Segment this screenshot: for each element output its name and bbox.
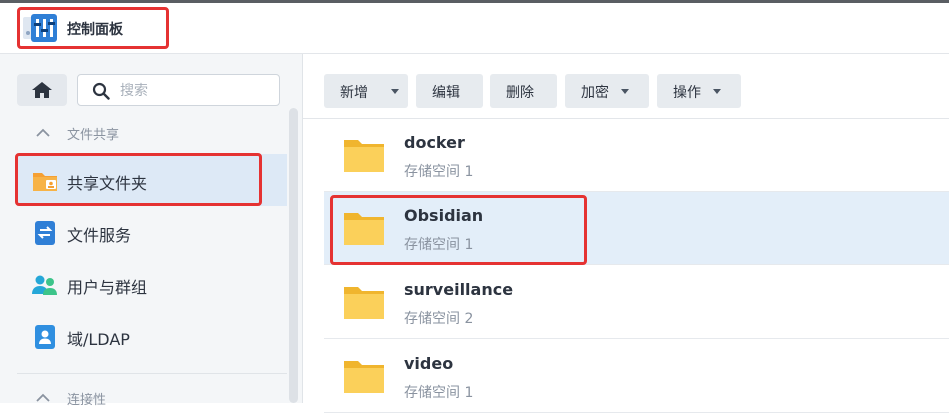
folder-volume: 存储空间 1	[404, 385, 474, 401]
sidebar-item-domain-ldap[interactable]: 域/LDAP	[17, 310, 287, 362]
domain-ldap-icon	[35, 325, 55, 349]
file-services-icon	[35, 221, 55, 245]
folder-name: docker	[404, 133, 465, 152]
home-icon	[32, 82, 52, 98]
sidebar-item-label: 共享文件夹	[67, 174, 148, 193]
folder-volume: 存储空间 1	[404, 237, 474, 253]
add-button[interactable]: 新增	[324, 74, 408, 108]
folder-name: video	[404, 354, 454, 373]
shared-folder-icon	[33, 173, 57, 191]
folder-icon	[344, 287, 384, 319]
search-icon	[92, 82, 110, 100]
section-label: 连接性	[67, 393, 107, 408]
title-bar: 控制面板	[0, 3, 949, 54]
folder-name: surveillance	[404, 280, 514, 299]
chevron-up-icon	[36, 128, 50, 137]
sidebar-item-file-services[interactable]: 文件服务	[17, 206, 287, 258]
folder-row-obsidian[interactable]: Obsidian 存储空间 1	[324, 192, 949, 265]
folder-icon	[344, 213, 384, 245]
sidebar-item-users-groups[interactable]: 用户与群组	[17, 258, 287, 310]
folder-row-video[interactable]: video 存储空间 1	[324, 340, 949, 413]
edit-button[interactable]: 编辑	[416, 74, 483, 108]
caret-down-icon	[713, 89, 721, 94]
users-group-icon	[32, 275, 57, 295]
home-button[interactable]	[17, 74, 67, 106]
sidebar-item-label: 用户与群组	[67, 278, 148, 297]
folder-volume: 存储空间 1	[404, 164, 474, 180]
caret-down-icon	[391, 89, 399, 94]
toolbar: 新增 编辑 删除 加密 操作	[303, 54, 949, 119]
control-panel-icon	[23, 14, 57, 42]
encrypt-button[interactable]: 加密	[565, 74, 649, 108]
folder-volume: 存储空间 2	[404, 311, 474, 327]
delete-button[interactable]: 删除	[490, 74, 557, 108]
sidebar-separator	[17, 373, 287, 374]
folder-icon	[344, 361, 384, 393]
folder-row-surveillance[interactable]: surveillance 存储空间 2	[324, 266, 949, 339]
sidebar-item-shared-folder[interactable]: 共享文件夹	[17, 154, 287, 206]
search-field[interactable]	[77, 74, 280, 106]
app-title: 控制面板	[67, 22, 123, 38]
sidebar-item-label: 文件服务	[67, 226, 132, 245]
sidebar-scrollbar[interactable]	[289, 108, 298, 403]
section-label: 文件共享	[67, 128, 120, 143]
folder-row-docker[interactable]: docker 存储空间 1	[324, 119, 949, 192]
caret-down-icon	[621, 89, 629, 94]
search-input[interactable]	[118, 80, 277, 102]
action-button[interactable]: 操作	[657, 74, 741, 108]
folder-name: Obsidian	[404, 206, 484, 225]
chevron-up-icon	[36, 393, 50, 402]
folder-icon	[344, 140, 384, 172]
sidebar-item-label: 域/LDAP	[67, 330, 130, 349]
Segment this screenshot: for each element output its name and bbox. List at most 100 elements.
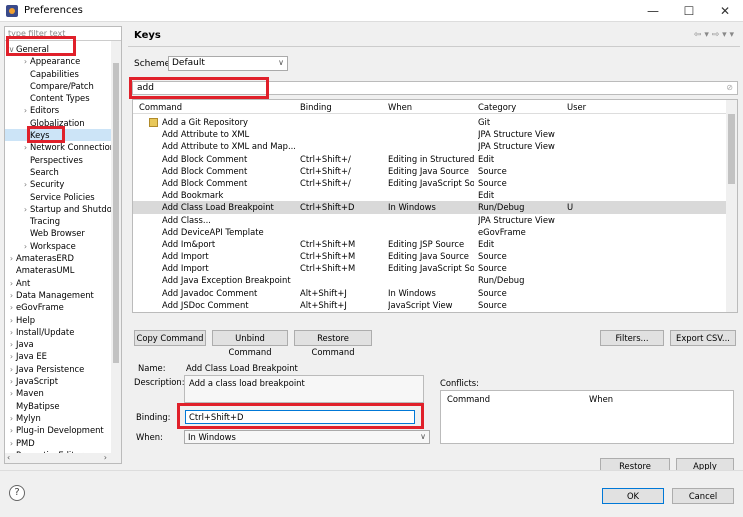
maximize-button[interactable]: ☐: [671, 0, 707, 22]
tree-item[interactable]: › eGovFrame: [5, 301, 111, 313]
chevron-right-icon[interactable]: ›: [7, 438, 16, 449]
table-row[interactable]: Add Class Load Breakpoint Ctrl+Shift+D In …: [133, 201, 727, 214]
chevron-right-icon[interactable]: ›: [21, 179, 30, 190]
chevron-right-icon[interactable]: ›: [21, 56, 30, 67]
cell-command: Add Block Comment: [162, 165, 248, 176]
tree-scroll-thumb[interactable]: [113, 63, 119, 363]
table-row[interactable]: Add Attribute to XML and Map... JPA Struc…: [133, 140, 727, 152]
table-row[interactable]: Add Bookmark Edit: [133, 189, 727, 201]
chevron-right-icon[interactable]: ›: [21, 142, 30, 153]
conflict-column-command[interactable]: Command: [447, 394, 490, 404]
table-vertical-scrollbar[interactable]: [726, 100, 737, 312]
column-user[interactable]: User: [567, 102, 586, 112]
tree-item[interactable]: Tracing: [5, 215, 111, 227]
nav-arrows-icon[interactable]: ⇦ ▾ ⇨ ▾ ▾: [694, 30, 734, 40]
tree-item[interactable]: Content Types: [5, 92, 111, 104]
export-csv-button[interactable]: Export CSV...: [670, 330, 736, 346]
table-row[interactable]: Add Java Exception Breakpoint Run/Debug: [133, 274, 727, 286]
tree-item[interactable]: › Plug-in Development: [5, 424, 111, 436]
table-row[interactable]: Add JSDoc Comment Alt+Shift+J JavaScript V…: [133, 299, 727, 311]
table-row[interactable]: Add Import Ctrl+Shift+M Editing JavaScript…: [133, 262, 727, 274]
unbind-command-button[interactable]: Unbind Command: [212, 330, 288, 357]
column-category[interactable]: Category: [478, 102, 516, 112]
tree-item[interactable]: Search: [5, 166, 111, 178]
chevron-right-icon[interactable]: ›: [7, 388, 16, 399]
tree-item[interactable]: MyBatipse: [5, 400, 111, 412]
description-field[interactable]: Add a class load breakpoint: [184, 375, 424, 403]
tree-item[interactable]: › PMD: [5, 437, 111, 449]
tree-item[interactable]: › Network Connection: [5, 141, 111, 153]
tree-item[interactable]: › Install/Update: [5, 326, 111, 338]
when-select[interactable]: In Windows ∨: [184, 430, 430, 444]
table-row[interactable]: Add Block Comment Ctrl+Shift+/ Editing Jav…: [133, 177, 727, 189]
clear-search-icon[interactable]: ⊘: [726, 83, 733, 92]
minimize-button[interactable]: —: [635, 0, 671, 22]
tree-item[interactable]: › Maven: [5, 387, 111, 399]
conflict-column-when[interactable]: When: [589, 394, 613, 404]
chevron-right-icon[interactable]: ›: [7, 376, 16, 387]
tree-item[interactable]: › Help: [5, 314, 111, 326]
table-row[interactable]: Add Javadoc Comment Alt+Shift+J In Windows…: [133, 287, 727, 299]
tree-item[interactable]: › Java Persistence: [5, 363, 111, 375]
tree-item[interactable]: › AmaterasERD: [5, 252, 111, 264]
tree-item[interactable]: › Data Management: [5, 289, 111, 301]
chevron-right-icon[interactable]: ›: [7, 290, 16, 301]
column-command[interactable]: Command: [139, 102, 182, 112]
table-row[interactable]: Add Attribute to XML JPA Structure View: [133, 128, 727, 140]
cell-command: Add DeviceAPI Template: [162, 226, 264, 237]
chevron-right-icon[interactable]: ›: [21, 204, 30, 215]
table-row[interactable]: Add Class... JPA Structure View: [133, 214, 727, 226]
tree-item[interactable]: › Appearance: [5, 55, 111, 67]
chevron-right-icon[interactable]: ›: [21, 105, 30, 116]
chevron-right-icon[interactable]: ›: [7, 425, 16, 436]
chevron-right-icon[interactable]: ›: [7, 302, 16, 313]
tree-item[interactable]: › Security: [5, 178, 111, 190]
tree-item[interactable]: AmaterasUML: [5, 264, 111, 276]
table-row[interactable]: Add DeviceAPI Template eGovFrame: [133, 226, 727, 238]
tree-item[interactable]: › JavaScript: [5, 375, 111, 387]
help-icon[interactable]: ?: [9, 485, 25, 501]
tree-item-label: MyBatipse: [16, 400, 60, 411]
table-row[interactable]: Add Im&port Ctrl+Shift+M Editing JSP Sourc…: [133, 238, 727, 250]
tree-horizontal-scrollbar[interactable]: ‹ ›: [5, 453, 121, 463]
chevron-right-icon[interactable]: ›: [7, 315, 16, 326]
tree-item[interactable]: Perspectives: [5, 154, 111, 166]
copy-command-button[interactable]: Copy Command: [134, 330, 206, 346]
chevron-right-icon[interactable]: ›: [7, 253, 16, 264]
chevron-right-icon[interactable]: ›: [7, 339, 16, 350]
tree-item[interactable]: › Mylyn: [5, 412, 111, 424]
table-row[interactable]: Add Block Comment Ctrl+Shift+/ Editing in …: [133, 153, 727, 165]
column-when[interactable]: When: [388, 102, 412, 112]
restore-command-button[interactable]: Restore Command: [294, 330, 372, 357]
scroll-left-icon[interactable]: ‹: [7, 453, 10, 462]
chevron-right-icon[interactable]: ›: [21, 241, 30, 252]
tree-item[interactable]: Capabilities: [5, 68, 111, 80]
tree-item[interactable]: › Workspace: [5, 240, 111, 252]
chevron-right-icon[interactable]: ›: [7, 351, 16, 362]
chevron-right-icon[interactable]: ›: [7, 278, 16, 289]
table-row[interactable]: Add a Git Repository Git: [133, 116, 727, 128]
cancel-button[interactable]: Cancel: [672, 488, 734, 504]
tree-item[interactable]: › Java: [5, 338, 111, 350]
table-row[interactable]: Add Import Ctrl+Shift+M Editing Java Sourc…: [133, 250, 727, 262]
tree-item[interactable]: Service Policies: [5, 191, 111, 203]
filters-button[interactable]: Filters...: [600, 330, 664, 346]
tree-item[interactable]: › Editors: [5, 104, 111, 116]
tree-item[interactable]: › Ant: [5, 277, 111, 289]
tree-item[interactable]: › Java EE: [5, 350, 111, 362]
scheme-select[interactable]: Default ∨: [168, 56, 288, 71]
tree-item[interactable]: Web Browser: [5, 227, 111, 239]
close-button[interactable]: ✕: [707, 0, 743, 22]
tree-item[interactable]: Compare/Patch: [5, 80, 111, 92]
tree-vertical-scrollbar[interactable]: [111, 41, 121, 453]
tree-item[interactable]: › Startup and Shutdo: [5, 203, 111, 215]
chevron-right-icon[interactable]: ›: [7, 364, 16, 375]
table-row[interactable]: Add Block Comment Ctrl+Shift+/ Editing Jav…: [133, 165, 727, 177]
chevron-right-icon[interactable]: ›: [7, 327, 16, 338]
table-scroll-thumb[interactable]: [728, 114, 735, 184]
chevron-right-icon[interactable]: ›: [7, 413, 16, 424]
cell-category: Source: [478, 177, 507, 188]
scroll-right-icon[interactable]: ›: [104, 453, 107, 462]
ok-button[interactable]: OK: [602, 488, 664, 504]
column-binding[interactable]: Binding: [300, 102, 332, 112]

::::

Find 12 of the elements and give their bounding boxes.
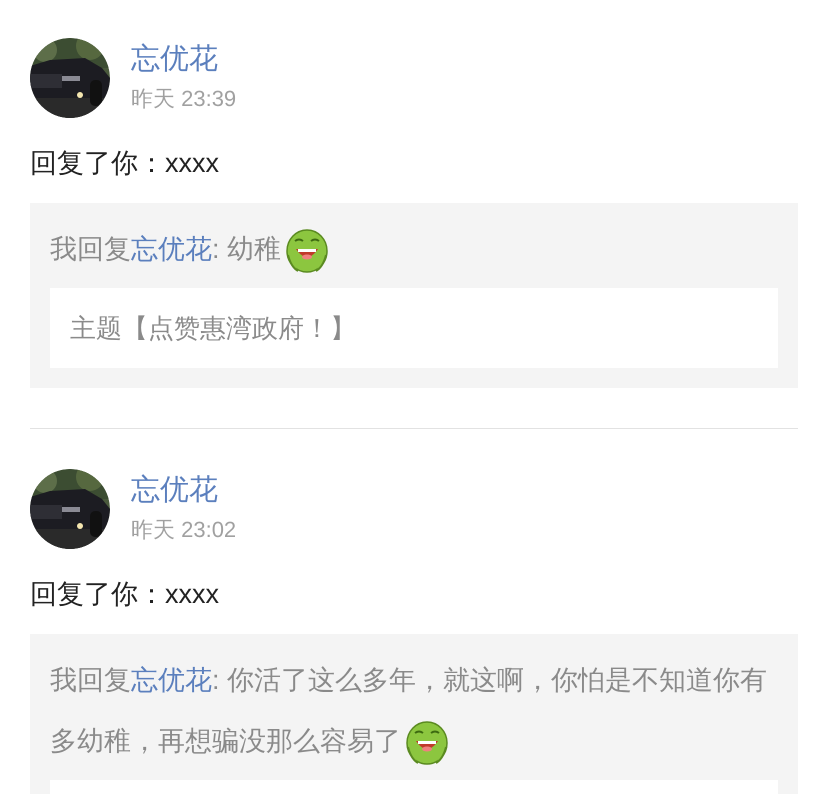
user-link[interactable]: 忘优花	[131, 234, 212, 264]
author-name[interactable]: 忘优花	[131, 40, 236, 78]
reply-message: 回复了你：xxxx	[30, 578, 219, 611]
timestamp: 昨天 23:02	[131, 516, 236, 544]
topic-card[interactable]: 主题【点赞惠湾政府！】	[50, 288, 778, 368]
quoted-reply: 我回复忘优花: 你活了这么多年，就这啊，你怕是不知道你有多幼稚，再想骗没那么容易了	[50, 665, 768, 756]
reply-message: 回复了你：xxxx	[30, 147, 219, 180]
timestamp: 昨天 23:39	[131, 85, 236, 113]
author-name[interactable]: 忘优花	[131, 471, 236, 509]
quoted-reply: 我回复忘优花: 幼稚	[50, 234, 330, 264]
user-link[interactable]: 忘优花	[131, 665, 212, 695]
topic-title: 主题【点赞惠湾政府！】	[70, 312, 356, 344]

::::

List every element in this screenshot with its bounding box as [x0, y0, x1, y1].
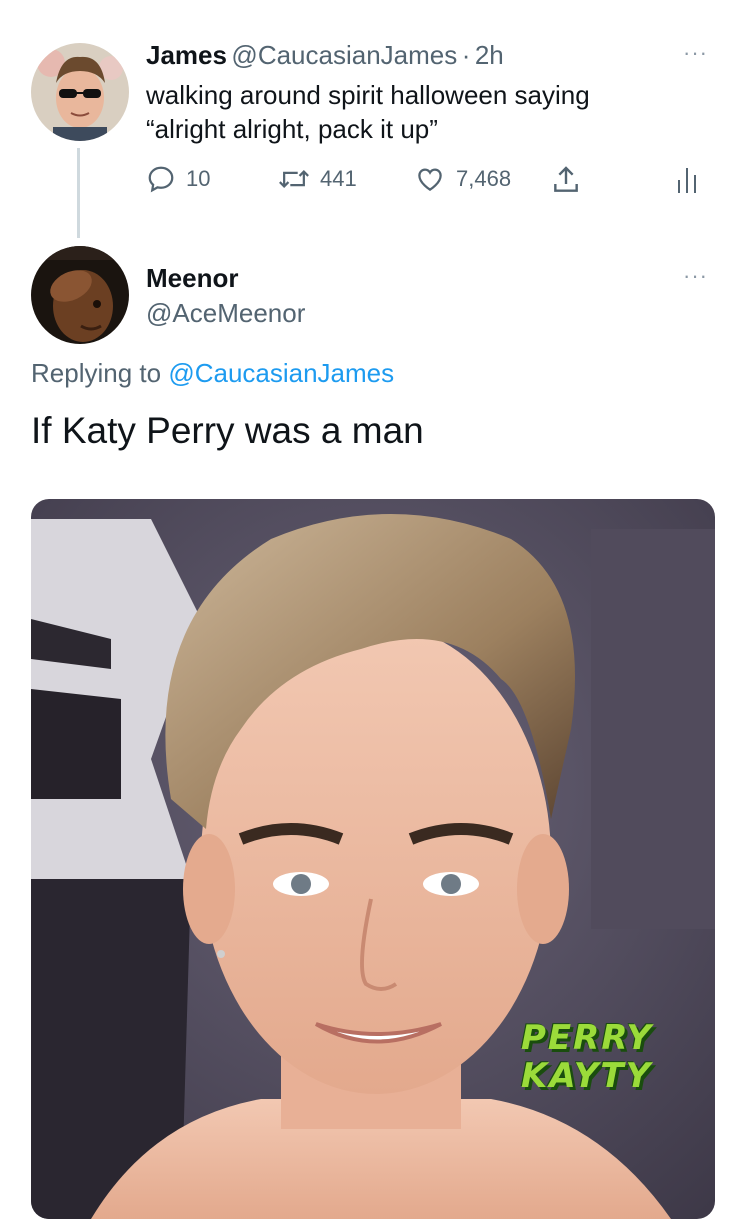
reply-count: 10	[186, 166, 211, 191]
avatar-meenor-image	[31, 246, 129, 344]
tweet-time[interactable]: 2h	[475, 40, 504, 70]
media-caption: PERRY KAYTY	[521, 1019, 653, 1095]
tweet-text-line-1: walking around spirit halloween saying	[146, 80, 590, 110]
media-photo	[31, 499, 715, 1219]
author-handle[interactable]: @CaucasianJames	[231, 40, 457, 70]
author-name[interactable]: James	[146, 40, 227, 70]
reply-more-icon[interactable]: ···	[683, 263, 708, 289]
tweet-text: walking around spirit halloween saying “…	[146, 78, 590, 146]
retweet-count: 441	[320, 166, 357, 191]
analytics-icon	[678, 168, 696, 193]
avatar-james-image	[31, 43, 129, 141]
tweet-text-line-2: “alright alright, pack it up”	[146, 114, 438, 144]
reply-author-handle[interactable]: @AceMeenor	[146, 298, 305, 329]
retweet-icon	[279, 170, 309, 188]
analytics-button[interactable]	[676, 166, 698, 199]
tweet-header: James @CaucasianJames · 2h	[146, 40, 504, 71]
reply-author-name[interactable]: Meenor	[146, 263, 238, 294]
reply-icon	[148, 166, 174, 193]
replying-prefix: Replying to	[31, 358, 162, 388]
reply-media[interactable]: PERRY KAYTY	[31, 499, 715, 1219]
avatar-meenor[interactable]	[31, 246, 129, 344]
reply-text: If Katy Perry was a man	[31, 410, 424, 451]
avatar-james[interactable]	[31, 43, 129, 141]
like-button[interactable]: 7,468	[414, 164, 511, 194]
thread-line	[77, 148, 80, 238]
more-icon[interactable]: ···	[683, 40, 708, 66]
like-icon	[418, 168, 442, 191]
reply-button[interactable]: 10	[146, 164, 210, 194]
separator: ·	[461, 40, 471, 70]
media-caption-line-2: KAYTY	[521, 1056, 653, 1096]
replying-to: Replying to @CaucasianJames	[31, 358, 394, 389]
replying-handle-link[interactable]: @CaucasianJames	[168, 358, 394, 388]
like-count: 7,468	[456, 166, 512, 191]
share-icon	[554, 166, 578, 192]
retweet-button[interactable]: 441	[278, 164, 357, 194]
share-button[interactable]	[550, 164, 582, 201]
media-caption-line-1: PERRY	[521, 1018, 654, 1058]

::::

Required work
Can you write out, character for character, the lines from the one containing "234, 212, 264]" to the one containing "288, 778, 368]"?

Solution for this task
user-link[interactable]: 忘优花	[131, 234, 212, 264]
author-name[interactable]: 忘优花	[131, 40, 236, 78]
reply-message: 回复了你：xxxx	[30, 578, 219, 611]
timestamp: 昨天 23:02	[131, 516, 236, 544]
topic-card[interactable]: 主题【点赞惠湾政府！】	[50, 288, 778, 368]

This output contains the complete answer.